#### Task details:
Leave out the pictures and reproduce all of the data exactly.

[Recorded data]
-=-=-

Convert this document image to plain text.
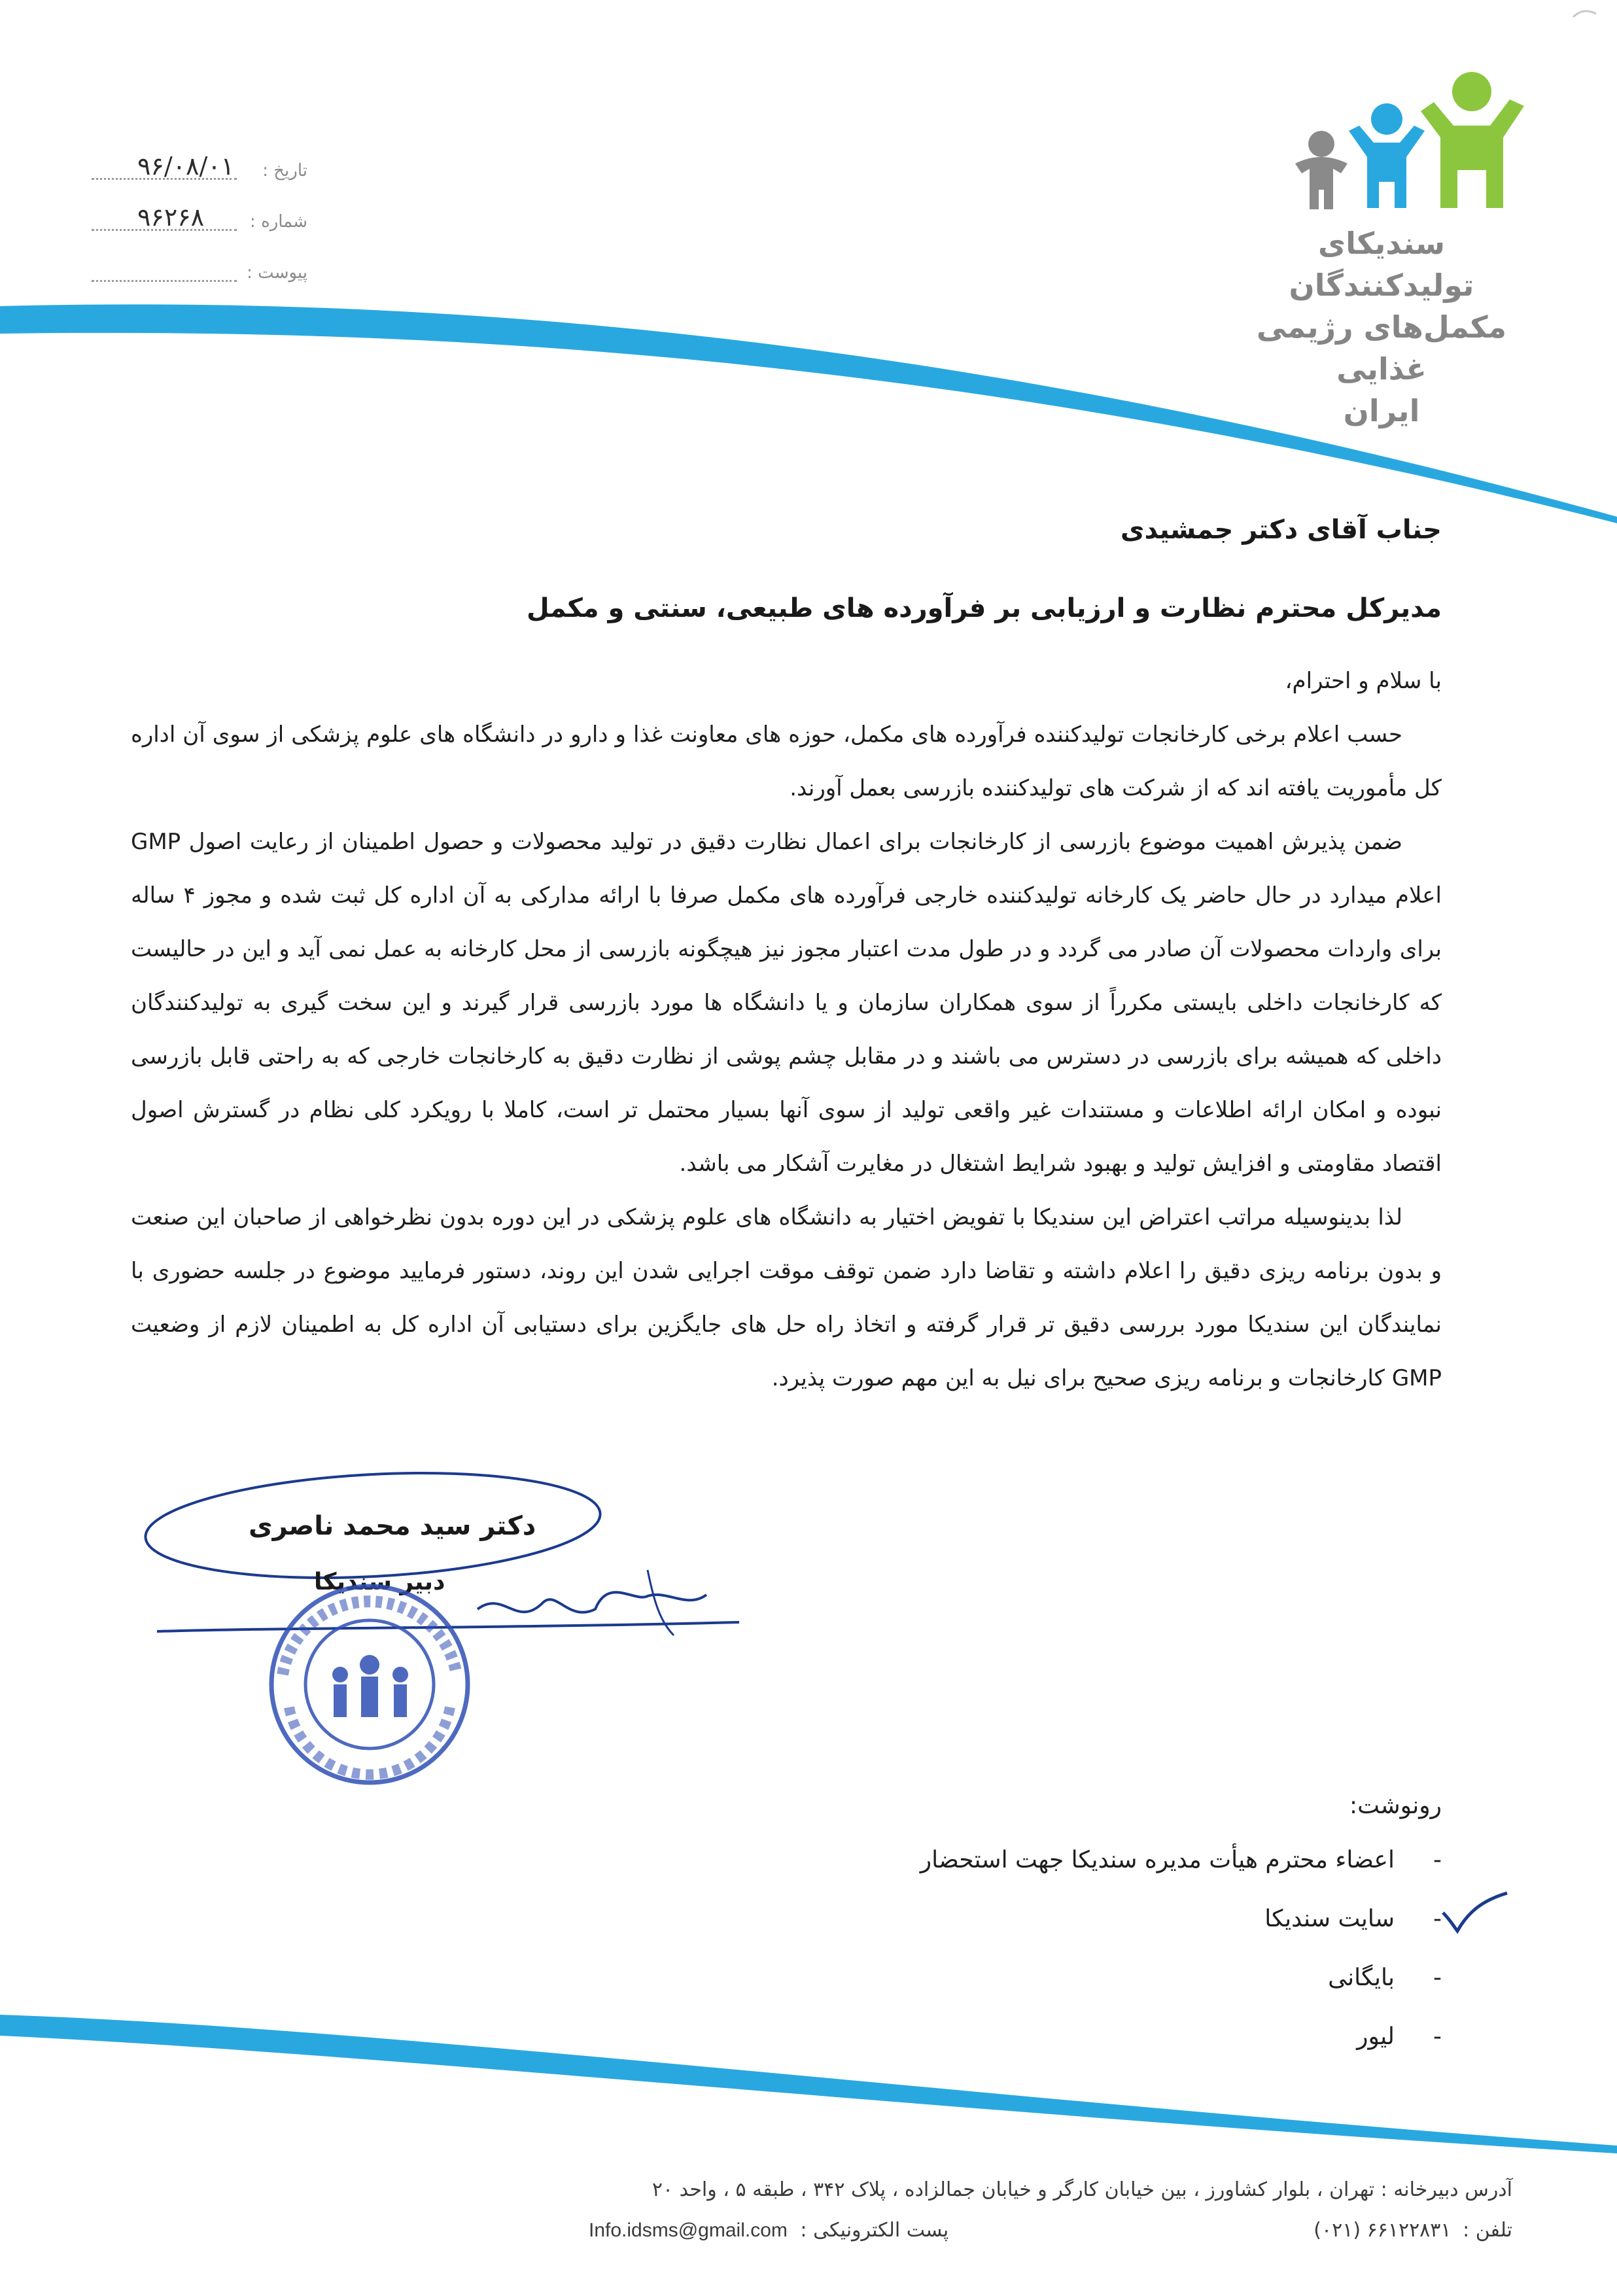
تاریخ :
۹۶/۰۸/۰۱
شماره :
۹۶۲۶۸
پیوست :
سندیکای تولیدکنندگان
مکمل‌های رژیمی غذایی
ایران
جناب آقای دکتر جمشیدی
مدیرکل محترم نظارت و ارزیابی بر فرآورده های طبیعی، سنتی و مکمل
با سلام و احترام،
حسب اعلام برخی کارخانجات تولیدکننده فرآورده های مکمل، حوزه های معاونت غذا و دارو در دانشگاه های علوم پزشکی از سوی آن اداره کل مأموریت یافته اند که از شرکت های تولیدکننده بازرسی بعمل آورند.
ضمن پذیرش اهمیت موضوع بازرسی از کارخانجات برای اعمال نظارت دقیق در تولید محصولات و حصول اطمینان از رعایت اصول GMP اعلام میدارد در حال حاضر یک کارخانه تولیدکننده خارجی فرآورده های مکمل صرفا با ارائه مدارکی به آن اداره کل ثبت شده و مجوز ۴ ساله برای واردات محصولات آن صادر می گردد و در طول مدت اعتبار مجوز نیز هیچگونه بازرسی از محل کارخانه به عمل نمی آید و این در حالیست که کارخانجات داخلی بایستی مکرراً از سوی همکاران سازمان و یا دانشگاه ها مورد بازرسی قرار گیرند و این سخت گیری به تولیدکنندگان داخلی که همیشه برای بازرسی در دسترس می باشند و در مقابل چشم پوشی از نظارت دقیق به کارخانجات خارجی که به راحتی قابل بازرسی نبوده و امکان ارائه اطلاعات و مستندات غیر واقعی تولید از سوی آنها بسیار محتمل تر است، کاملا با رویکرد کلی نظام در گسترش اصول اقتصاد مقاومتی و افزایش تولید و بهبود شرایط اشتغال در مغایرت آشکار می باشد.
لذا بدینوسیله مراتب اعتراض این سندیکا با تفویض اختیار به دانشگاه های علوم پزشکی در این دوره بدون نظرخواهی از صاحبان این صنعت و بدون برنامه ریزی دقیق را اعلام داشته و تقاضا دارد ضمن توقف موقت اجرایی شدن این روند، دستور فرمایید موضوع در جلسه حضوری با نمایندگان این سندیکا مورد بررسی دقیق تر قرار گرفته و اتخاذ راه حل های جایگزین برای دستیابی آن اداره کل به اطمینان لازم از وضعیت GMP کارخانجات و برنامه ریزی صحیح برای نیل به این مهم صورت پذیرد.
دکتر سید محمد ناصری
دبیر سندیکا
رونوشت:
-
اعضاء محترم هیأت مدیره سندیکا جهت استحضار
-
سایت سندیکا
-
بایگانی
-
لیور
آدرس دبیرخانه : تهران ، بلوار کشاورز ، بین خیابان کارگر و خیابان جمالزاده ، پلاک ۳۴۲ ، طبقه ۵ ، واحد ۲۰
تلفن : ۶۶۱۲۲۸۳۱ (۰۲۱)
پست الکترونیکی : Info.idsms@gmail.com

-=-=-

#### Exercise solution:
Convert this document image to plain text.
تاریخ :
۹۶/۰۸/۰۱
شماره :
۹۶۲۶۸
پیوست :
سندیکای تولیدکنندگان
مکمل‌های رژیمی غذایی
ایران
جناب آقای دکتر جمشیدی
مدیرکل محترم نظارت و ارزیابی بر فرآورده های طبیعی، سنتی و مکمل
با سلام و احترام،
حسب اعلام برخی کارخانجات تولیدکننده فرآورده های مکمل، حوزه های معاونت غذا و دارو در دانشگاه های علوم پزشکی از سوی آن اداره کل مأموریت یافته اند که از شرکت های تولیدکننده بازرسی بعمل آورند.
ضمن پذیرش اهمیت موضوع بازرسی از کارخانجات برای اعمال نظارت دقیق در تولید محصولات و حصول اطمینان از رعایت اصول GMP اعلام میدارد در حال حاضر یک کارخانه تولیدکننده خارجی فرآورده های مکمل صرفا با ارائه مدارکی به آن اداره کل ثبت شده و مجوز ۴ ساله برای واردات محصولات آن صادر می گردد و در طول مدت اعتبار مجوز نیز هیچگونه بازرسی از محل کارخانه به عمل نمی آید و این در حالیست که کارخانجات داخلی بایستی مکرراً از سوی همکاران سازمان و یا دانشگاه ها مورد بازرسی قرار گیرند و این سخت گیری به تولیدکنندگان داخلی که همیشه برای بازرسی در دسترس می باشند و در مقابل چشم پوشی از نظارت دقیق به کارخانجات خارجی که به راحتی قابل بازرسی نبوده و امکان ارائه اطلاعات و مستندات غیر واقعی تولید از سوی آنها بسیار محتمل تر است، کاملا با رویکرد کلی نظام در گسترش اصول اقتصاد مقاومتی و افزایش تولید و بهبود شرایط اشتغال در مغایرت آشکار می باشد.
لذا بدینوسیله مراتب اعتراض این سندیکا با تفویض اختیار به دانشگاه های علوم پزشکی در این دوره بدون نظرخواهی از صاحبان این صنعت و بدون برنامه ریزی دقیق را اعلام داشته و تقاضا دارد ضمن توقف موقت اجرایی شدن این روند، دستور فرمایید موضوع در جلسه حضوری با نمایندگان این سندیکا مورد بررسی دقیق تر قرار گرفته و اتخاذ راه حل های جایگزین برای دستیابی آن اداره کل به اطمینان لازم از وضعیت GMP کارخانجات و برنامه ریزی صحیح برای نیل به این مهم صورت پذیرد.
دکتر سید محمد ناصری
دبیر سندیکا
رونوشت:
-
اعضاء محترم هیأت مدیره سندیکا جهت استحضار
-
سایت سندیکا
-
بایگانی
-
لیور
آدرس دبیرخانه : تهران ، بلوار کشاورز ، بین خیابان کارگر و خیابان جمالزاده ، پلاک ۳۴۲ ، طبقه ۵ ، واحد ۲۰
تلفن : ۶۶۱۲۲۸۳۱ (۰۲۱)
پست الکترونیکی : Info.idsms@gmail.com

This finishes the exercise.